Goal:
Check every line below for the string "кислоты", and copy the lines that contain it.

** START Records for the task **

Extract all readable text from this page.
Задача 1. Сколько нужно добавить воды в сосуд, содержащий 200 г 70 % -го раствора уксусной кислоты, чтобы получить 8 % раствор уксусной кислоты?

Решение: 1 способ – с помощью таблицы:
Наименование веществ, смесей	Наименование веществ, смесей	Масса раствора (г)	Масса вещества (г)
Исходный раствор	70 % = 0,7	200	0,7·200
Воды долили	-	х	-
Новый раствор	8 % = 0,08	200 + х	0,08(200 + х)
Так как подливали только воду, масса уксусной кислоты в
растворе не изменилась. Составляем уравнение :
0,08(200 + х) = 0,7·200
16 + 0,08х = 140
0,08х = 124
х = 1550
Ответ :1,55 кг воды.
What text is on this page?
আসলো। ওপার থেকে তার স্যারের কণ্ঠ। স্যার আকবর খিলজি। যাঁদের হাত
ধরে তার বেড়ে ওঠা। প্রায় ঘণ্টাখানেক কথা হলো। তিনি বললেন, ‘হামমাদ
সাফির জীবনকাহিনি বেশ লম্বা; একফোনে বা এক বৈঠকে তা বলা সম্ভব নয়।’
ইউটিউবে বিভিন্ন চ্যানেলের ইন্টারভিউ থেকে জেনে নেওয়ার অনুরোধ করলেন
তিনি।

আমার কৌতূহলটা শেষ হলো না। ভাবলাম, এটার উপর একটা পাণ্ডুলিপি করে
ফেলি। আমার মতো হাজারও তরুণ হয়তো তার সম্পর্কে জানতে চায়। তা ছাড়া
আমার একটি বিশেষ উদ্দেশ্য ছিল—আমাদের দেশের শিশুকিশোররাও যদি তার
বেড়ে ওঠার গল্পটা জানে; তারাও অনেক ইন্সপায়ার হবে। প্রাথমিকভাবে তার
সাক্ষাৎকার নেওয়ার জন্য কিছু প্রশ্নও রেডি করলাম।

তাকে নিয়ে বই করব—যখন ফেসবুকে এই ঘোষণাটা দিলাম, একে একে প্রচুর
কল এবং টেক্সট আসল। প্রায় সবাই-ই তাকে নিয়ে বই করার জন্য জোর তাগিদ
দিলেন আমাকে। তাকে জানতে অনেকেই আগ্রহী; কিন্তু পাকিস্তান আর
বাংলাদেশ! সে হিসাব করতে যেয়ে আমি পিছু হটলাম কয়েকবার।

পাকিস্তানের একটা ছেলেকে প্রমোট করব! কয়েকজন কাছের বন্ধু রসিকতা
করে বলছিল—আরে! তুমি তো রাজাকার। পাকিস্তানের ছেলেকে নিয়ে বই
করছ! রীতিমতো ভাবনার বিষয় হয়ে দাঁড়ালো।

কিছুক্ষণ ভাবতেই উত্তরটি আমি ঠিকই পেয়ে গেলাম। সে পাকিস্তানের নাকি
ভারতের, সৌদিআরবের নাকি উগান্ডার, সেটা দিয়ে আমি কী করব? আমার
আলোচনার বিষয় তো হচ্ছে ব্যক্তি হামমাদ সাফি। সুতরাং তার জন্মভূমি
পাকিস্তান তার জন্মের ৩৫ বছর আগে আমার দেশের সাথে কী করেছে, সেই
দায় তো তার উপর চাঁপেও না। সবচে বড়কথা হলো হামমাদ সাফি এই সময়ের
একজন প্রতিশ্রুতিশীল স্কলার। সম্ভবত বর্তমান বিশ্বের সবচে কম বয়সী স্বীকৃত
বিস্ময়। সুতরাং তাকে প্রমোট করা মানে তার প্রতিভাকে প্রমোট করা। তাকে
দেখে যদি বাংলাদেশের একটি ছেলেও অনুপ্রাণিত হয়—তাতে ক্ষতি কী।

** END Records for the task **

Output of the exercise:
Задача 1. Сколько нужно добавить воды в сосуд, содержащий 200 г 70 % -го раствора уксусной кислоты, чтобы получить 8 % раствор уксусной кислоты?
Так как подливали только воду, масса уксусной кислоты в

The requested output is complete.